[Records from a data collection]
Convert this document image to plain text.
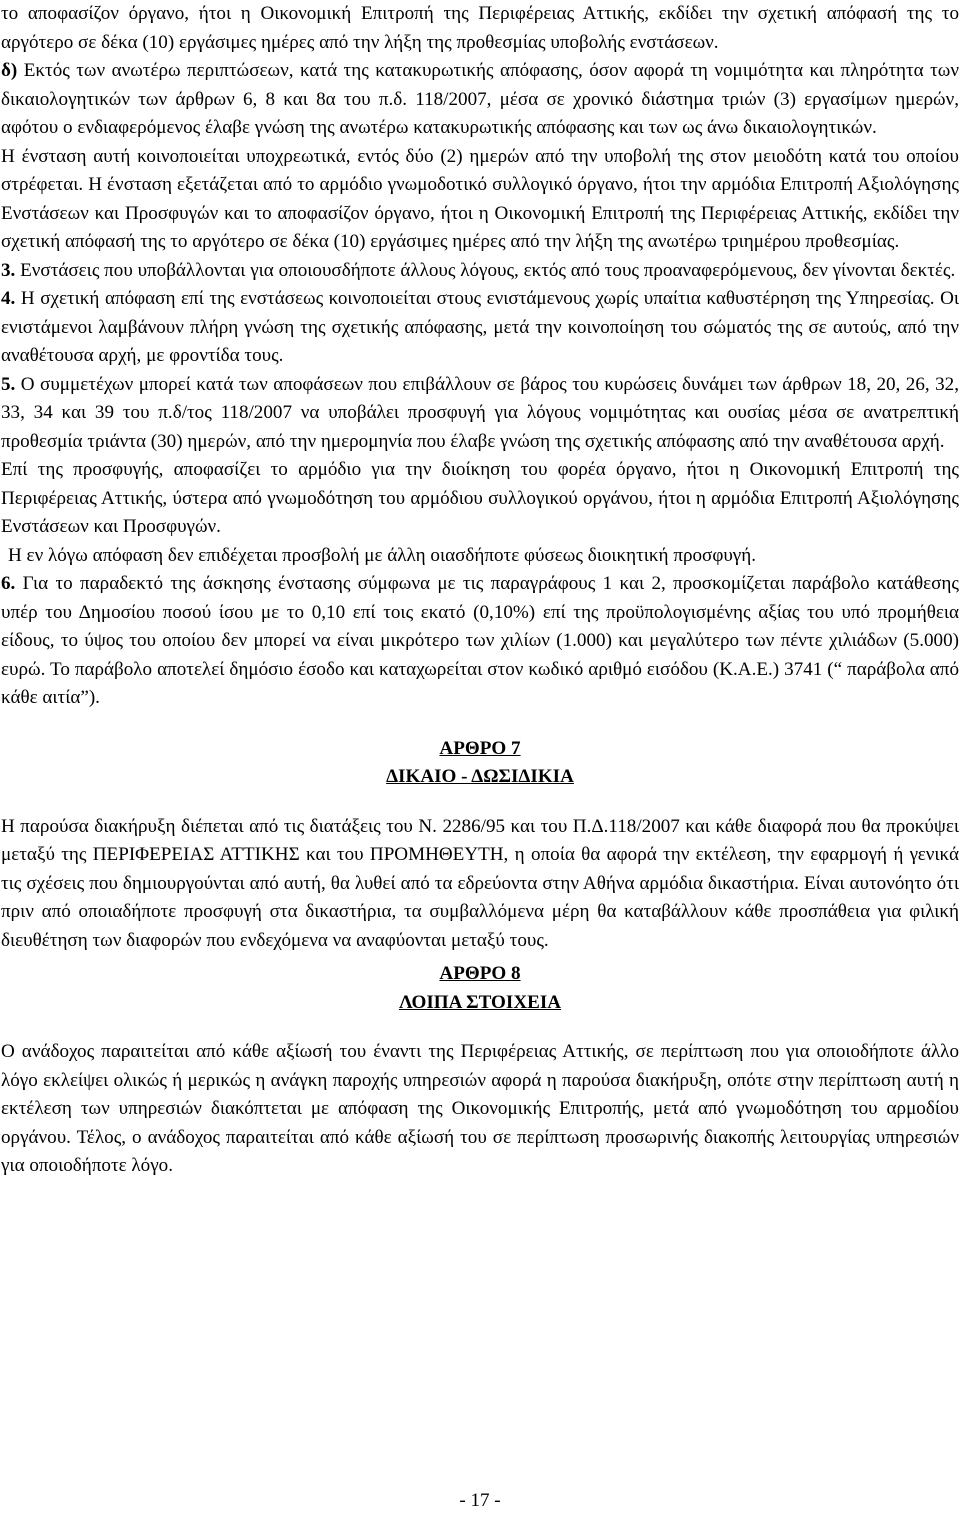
το αποφασίζον όργανο, ήτοι η Οικονομική Επιτροπή της Περιφέρειας Αττικής, εκδίδει την σχετική απόφασή της το αργότερο σε δέκα (10) εργάσιμες ημέρες από την λήξη της προθεσμίας υποβολής ενστάσεων.

δ) Εκτός των ανωτέρω περιπτώσεων, κατά της κατακυρωτικής απόφασης, όσον αφορά τη νομιμότητα και πληρότητα των δικαιολογητικών των άρθρων 6, 8 και 8α του π.δ. 118/2007, μέσα σε χρονικό διάστημα τριών (3) εργασίμων ημερών, αφότου ο ενδιαφερόμενος έλαβε γνώση της ανωτέρω κατακυρωτικής απόφασης και των ως άνω δικαιολογητικών.

Η ένσταση αυτή κοινοποιείται υποχρεωτικά, εντός δύο (2) ημερών από την υποβολή της στον μειοδότη κατά του οποίου στρέφεται. Η ένσταση εξετάζεται από το αρμόδιο γνωμοδοτικό συλλογικό όργανο, ήτοι την αρμόδια Επιτροπή Αξιολόγησης Ενστάσεων και Προσφυγών και το αποφασίζον όργανο, ήτοι η Οικονομική Επιτροπή της Περιφέρειας Αττικής, εκδίδει την σχετική απόφασή της το αργότερο σε δέκα (10) εργάσιμες ημέρες από την λήξη της ανωτέρω τριημέρου προθεσμίας.

3. Ενστάσεις που υποβάλλονται για οποιουσδήποτε άλλους λόγους, εκτός από τους προαναφερόμενους, δεν γίνονται δεκτές.

4. Η σχετική απόφαση επί της ενστάσεως κοινοποιείται στους ενιστάμενους χωρίς υπαίτια καθυστέρηση της Υπηρεσίας. Οι ενιστάμενοι λαμβάνουν πλήρη γνώση της σχετικής απόφασης, μετά την κοινοποίηση του σώματός της σε αυτούς, από την αναθέτουσα αρχή, με φροντίδα τους.

5. Ο συμμετέχων μπορεί κατά των αποφάσεων που επιβάλλουν σε βάρος του κυρώσεις δυνάμει των άρθρων 18, 20, 26, 32, 33, 34 και 39 του π.δ/τος 118/2007 να υποβάλει προσφυγή για λόγους νομιμότητας και ουσίας μέσα σε ανατρεπτική προθεσμία τριάντα (30) ημερών, από την ημερομηνία που έλαβε γνώση της σχετικής απόφασης από την αναθέτουσα αρχή.

Επί της προσφυγής, αποφασίζει το αρμόδιο για την διοίκηση του φορέα όργανο, ήτοι η Οικονομική Επιτροπή της Περιφέρειας Αττικής, ύστερα από γνωμοδότηση του αρμόδιου συλλογικού οργάνου, ήτοι η αρμόδια Επιτροπή Αξιολόγησης Ενστάσεων και Προσφυγών.

Η εν λόγω απόφαση δεν επιδέχεται προσβολή με άλλη οιασδήποτε φύσεως διοικητική προσφυγή.

6. Για το παραδεκτό της άσκησης ένστασης σύμφωνα με τις παραγράφους 1 και 2, προσκομίζεται παράβολο κατάθεσης υπέρ του Δημοσίου ποσού ίσου με το 0,10 επί τοις εκατό (0,10%) επί της προϋπολογισμένης αξίας του υπό προμήθεια είδους, το ύψος του οποίου δεν μπορεί να είναι μικρότερο των χιλίων (1.000) και μεγαλύτερο των πέντε χιλιάδων (5.000) ευρώ. Το παράβολο αποτελεί δημόσιο έσοδο και καταχωρείται στον κωδικό αριθμό εισόδου (Κ.Α.Ε.) 3741 (“ παράβολα από κάθε αιτία”).

ΑΡΘΡΟ 7

ΔΙΚΑΙΟ - ΔΩΣΙΔΙΚΙΑ

Η παρούσα διακήρυξη διέπεται από τις διατάξεις του Ν. 2286/95 και του Π.Δ.118/2007 και κάθε διαφορά που θα προκύψει μεταξύ της ΠΕΡΙΦΕΡΕΙΑΣ ΑΤΤΙΚΗΣ και του ΠΡΟΜΗΘΕΥΤΗ, η οποία θα αφορά την εκτέλεση, την εφαρμογή ή γενικά τις σχέσεις που δημιουργούνται από αυτή, θα λυθεί από τα εδρεύοντα στην Αθήνα αρμόδια δικαστήρια. Είναι αυτονόητο ότι πριν από οποιαδήποτε προσφυγή στα δικαστήρια, τα συμβαλλόμενα μέρη θα καταβάλλουν κάθε προσπάθεια για φιλική διευθέτηση των διαφορών που ενδεχόμενα να αναφύονται μεταξύ τους.

ΑΡΘΡΟ 8

ΛΟΙΠΑ ΣΤΟΙΧΕΙΑ

Ο ανάδοχος παραιτείται από κάθε αξίωσή του έναντι της Περιφέρειας Αττικής, σε περίπτωση που για οποιοδήποτε άλλο λόγο εκλείψει ολικώς ή μερικώς η ανάγκη παροχής υπηρεσιών αφορά η παρούσα διακήρυξη, οπότε στην περίπτωση αυτή η εκτέλεση των υπηρεσιών διακόπτεται με απόφαση της Οικονομικής Επιτροπής, μετά από γνωμοδότηση του αρμοδίου οργάνου. Τέλος, ο ανάδοχος παραιτείται από κάθε αξίωσή του σε περίπτωση προσωρινής διακοπής λειτουργίας υπηρεσιών για οποιοδήποτε λόγο.

- 17 -
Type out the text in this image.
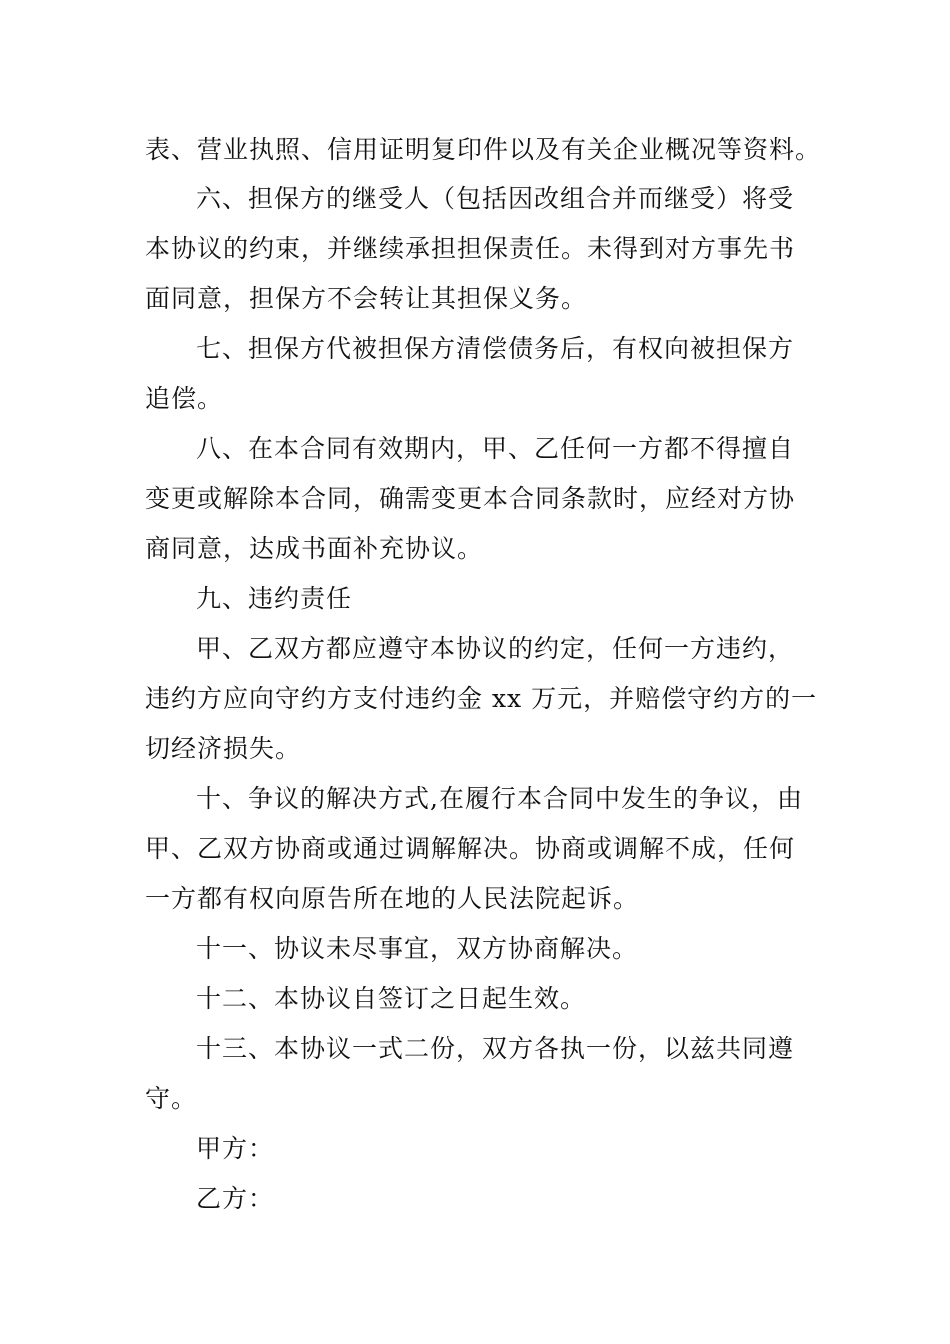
表、营业执照、信用证明复印件以及有关企业概况等资料。
六、担保方的继受人（包括因改组合并而继受）将受
本协议的约束，并继续承担担保责任。未得到对方事先书
面同意，担保方不会转让其担保义务。
七、担保方代被担保方清偿债务后，有权向被担保方
追偿。
八、在本合同有效期内，甲、乙任何一方都不得擅自
变更或解除本合同，确需变更本合同条款时，应经对方协
商同意，达成书面补充协议。
九、违约责任
甲、乙双方都应遵守本协议的约定，任何一方违约，
违约方应向守约方支付违约金 xx 万元，并赔偿守约方的一
切经济损失。
十、争议的解决方式,在履行本合同中发生的争议，由
甲、乙双方协商或通过调解解决。协商或调解不成，任何
一方都有权向原告所在地的人民法院起诉。
十一、协议未尽事宜，双方协商解决。
十二、本协议自签订之日起生效。
十三、本协议一式二份，双方各执一份，以兹共同遵
守。
甲方：
乙方：
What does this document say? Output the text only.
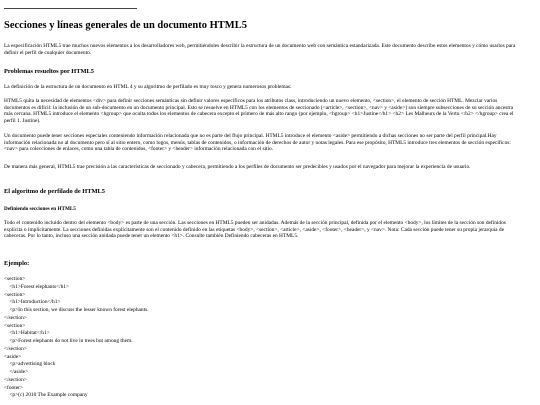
Secciones y líneas generales de un documento HTML5

La especificación HTML5 trae muchos nuevos elementos a los desarrolladores web, permitiéndoles describir la estructura de un documento web con semántica estandarizada. Este documento describe estos elementos y cómo usarlos para definir el perfil de cualquier documento.

Problemas resueltos por HTML5

La definición de la estructura de un documento en HTML 4 y su algoritmo de perfilado es muy tosco y genera numerosos problemas:

HTML5 quita la necesidad de elementos <div> para definir secciones semánticas sin definir valores específicos para los atributos class, introduciendo un nuevo elemento, <section>, el elemento de sección HTML. Mezclar varios documentos es difícil: la inclusión de un sub-documento en un documento principal. Esto se resuelve en HTML5 con los elementos de seccionado (<article>, <section>, <nav> y <aside>) son siempre subsecciones de su sección ancestra más cercana. HTML5 introduce el elemento <hgroup> que oculta todos los elementos de cabecera excepto el primero de más alto rango (por ejemplo, <hgroup> <h1>Justine</h1> <h2> Les Malheurs de la Vertu </h2> </hgroup> crea el perfil 1. Justine).

Un documento puede tener secciones especiales conteniendo información relacionada que no es parte del flujo principal. HTML5 introduce el elemento <aside> permitiendo a dichas secciones no ser parte del perfil principal.Hay información relacionada no al documento pero sí al sitio entero, como logos, menús, tablas de contenidos, o información de derechos de autor y notas legales. Para ese propósito, HTML5 introduce tres elementos de sección específicos: <nav> para colecciones de enlaces, como una tabla de contenidos, <footer> y <header> información relacionada con el sitio.

De manera más general, HTML5 trae precisión a las características de seccionado y cabecera, permitiendo a los perfiles de documento ser predecibles y usados por el navegador para mejorar la experiencia de usuario.

El algoritmo de perfilado de HTML5
Definiendo secciones en HTML5

Todo el contenido incluido dentro del elemento <body> es parte de una sección. Las secciones en HTML5 pueden ser anidadas. Además de la sección principal, definida por el elemento <body>, los límites de la sección son definidos explícita o implícitamente. La secciones definidas explícitamente son el contenido definido en las etiquetas <body>, <section>, <article>, <aside>, <footer>, <header>, y <nav>. Nota: Cada sección puede tener su propia jerarquía de cabeceras. Por lo tanto, incluso una sección anidada puede tener un elemento <h1>. Consulte también Definiendo cabeceras en HTML5.

Ejemplo:
<section>
<h1>Forest elephants</h1>
<section>
<h1>Introduction</h1>
<p>In this section, we discuss the lesser known forest elephants.
</section>
<section>
<h1>Habitat</h1>
<p>Forest elephants do not live in trees but among them.
</section>
<aside>
<p>advertising block
</aside>
</section>
<footer>
<p>(c) 2010 The Example company
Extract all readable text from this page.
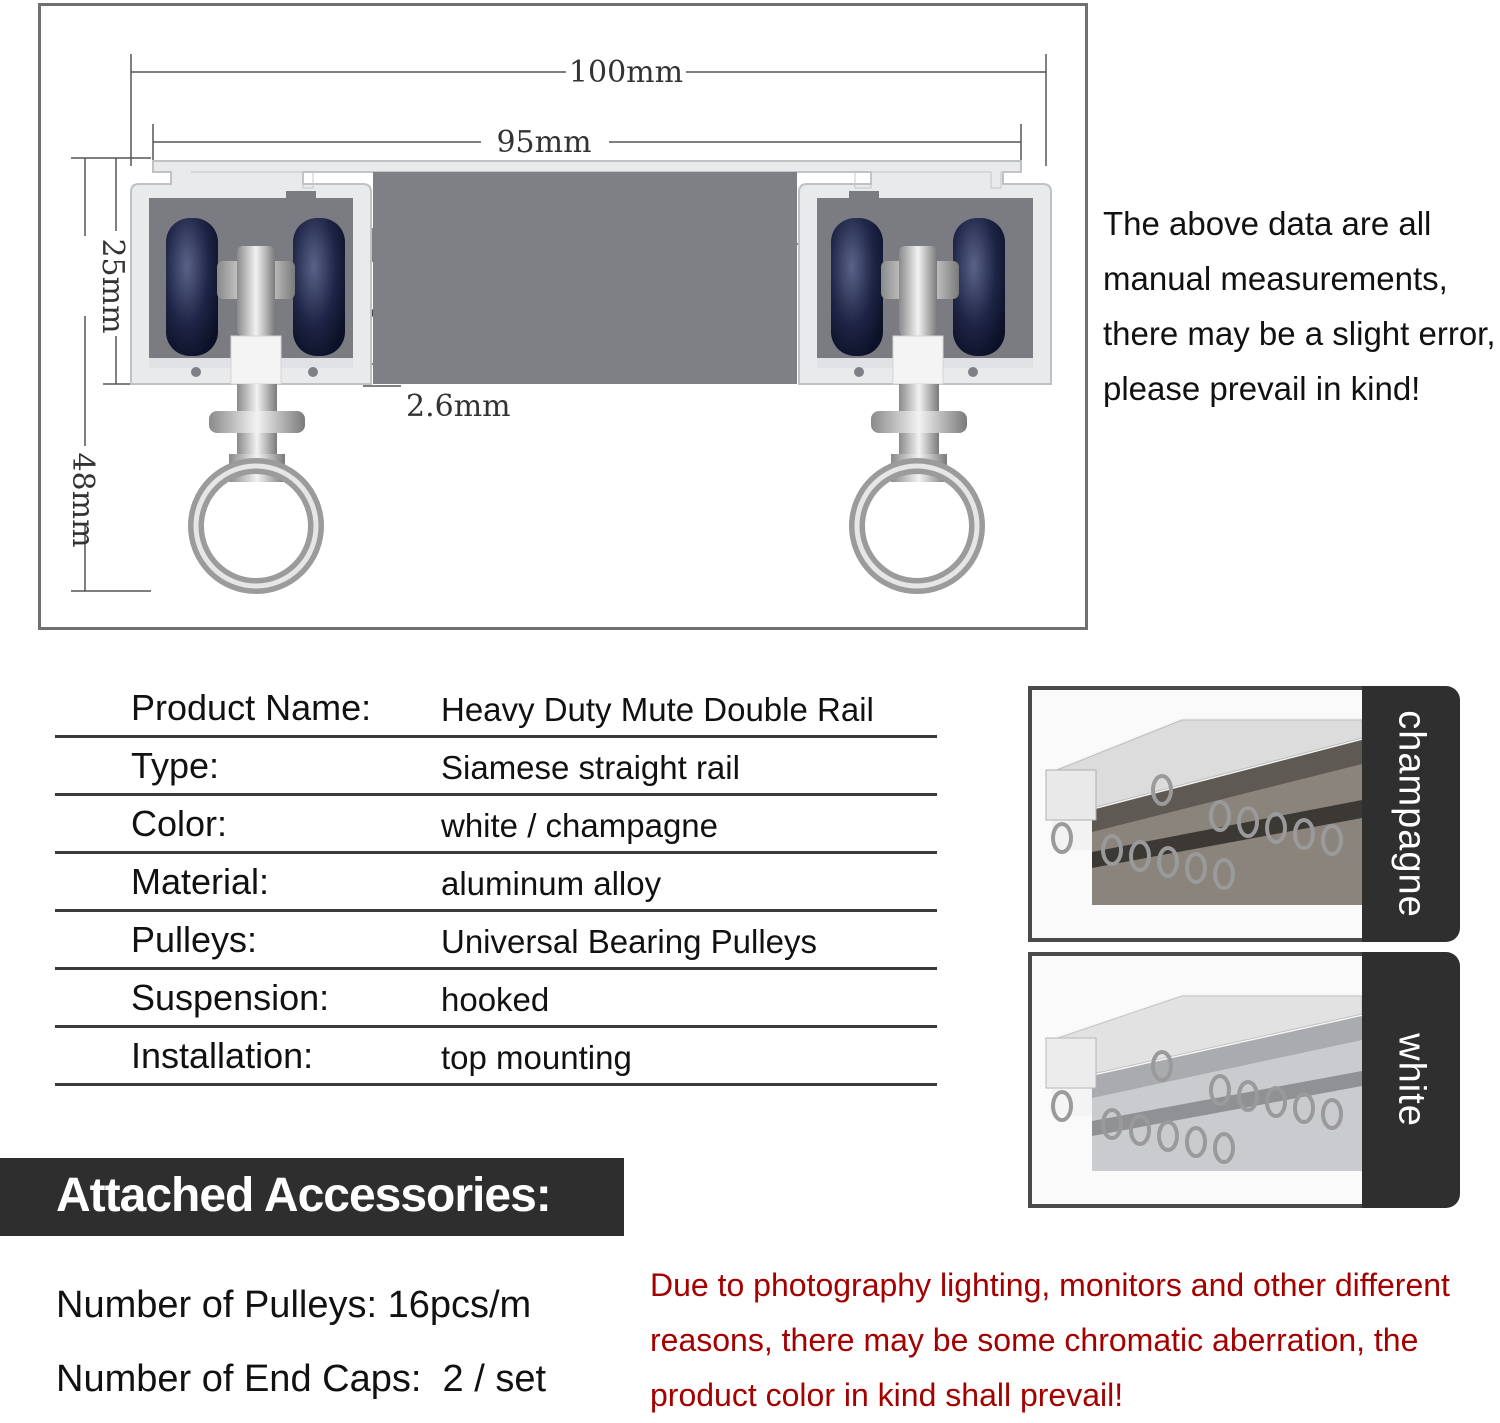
100mm
95mm
2.6mm
25mm
48mm
The above data are all
manual measurements,
there may be a slight error,
please prevail in kind!
Product Name: Heavy Duty Mute Double Rail
Type:	Siamese straight rail
Color:	white / champagne
Material:	aluminum alloy
Pulleys:	Universal Bearing Pulleys
Suspension:	hooked
Installation:	top mounting
champagne
white
Attached Accessories:
Number of Pulleys: 16pcs/m
Number of End Caps:  2 / set
Due to photography lighting, monitors and other different reasons, there may be some chromatic aberration, the product color in kind shall prevail!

### REQUIREMENT:
Each line above that holds the string "Type" should be copied and shown.

### COMPLETED EXERCISE:
Type out the text in this image.
Type:	Siamese straight rail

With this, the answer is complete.